# GIVEN DATA start

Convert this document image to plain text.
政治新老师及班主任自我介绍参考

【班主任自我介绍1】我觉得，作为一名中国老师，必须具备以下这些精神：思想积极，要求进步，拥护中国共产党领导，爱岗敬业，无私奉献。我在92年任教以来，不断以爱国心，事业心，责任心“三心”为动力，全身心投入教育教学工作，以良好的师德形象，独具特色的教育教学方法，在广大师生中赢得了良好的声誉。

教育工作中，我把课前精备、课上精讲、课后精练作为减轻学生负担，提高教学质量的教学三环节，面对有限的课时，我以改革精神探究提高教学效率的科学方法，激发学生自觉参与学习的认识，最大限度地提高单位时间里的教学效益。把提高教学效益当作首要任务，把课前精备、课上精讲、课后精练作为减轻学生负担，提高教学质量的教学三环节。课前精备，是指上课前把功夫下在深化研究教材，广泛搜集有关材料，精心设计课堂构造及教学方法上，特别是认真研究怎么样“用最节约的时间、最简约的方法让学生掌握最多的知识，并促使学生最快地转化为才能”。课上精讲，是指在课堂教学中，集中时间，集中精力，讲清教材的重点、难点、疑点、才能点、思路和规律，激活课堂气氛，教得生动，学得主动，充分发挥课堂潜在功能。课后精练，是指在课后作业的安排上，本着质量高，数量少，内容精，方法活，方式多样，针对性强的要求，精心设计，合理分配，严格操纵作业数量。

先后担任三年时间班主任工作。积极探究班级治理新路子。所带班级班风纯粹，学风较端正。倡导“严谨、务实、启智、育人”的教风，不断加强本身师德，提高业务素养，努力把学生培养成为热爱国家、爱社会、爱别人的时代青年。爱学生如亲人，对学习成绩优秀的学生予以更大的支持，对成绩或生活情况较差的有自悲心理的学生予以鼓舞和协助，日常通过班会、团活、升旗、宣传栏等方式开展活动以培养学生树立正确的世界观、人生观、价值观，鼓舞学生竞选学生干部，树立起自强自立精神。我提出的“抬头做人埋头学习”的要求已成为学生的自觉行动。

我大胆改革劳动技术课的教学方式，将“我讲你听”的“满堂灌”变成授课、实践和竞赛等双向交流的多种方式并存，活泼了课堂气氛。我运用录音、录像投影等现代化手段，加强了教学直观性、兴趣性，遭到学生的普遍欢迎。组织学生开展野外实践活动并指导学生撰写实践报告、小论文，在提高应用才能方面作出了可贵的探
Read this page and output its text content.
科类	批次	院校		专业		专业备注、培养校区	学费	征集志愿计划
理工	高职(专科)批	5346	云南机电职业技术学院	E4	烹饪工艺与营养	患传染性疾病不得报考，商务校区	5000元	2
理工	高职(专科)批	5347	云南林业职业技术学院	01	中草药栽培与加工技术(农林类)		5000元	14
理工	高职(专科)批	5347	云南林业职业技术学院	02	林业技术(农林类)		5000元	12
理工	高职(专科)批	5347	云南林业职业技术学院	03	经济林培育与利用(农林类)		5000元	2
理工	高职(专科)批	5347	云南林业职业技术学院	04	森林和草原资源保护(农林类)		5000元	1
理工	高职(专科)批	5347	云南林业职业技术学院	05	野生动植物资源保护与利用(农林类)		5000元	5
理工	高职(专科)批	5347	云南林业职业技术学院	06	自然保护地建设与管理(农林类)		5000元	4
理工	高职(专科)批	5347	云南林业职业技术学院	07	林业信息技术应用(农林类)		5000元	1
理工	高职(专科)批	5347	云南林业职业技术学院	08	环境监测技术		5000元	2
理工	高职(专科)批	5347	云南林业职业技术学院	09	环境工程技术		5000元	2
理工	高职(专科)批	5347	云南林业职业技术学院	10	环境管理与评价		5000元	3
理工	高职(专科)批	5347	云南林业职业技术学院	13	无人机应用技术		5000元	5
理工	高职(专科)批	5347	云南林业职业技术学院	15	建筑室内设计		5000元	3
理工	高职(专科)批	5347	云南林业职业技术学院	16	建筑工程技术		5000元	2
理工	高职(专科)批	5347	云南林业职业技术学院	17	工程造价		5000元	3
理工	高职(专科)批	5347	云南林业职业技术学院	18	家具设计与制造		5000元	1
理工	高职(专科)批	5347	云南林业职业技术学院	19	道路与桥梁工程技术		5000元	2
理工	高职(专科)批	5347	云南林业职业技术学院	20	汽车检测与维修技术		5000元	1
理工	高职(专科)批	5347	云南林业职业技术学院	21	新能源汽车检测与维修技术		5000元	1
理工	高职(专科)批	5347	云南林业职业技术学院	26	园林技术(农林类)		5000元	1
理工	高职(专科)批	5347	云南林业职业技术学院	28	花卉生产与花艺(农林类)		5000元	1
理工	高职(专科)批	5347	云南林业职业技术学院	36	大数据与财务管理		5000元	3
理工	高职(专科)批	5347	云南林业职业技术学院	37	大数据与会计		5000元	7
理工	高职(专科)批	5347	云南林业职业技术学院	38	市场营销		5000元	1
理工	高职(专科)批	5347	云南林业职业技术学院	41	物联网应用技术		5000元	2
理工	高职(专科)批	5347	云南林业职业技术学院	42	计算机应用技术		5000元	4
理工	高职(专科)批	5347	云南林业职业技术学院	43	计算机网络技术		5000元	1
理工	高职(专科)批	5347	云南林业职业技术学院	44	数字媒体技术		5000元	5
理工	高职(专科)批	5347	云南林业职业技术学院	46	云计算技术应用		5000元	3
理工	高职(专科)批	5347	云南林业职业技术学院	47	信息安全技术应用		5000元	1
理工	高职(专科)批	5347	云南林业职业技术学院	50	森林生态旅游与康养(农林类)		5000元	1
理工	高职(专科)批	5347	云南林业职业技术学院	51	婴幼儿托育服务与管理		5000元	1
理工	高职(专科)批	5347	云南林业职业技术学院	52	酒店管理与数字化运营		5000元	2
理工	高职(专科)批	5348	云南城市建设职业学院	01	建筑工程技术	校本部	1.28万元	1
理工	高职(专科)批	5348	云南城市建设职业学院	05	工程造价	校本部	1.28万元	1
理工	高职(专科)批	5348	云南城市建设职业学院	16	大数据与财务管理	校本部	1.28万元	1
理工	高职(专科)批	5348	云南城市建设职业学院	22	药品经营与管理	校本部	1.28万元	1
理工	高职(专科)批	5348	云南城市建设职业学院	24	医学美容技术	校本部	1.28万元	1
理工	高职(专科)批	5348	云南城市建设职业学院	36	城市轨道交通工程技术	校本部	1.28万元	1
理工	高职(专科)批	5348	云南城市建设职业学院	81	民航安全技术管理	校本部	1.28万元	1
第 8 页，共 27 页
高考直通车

# GIVEN DATA end

SET EXERCISE: Looking at the data above, show all lines where the word "this" occurs.

THE RESULT:
Convert this document image to plain text.
Read this page and output its text content.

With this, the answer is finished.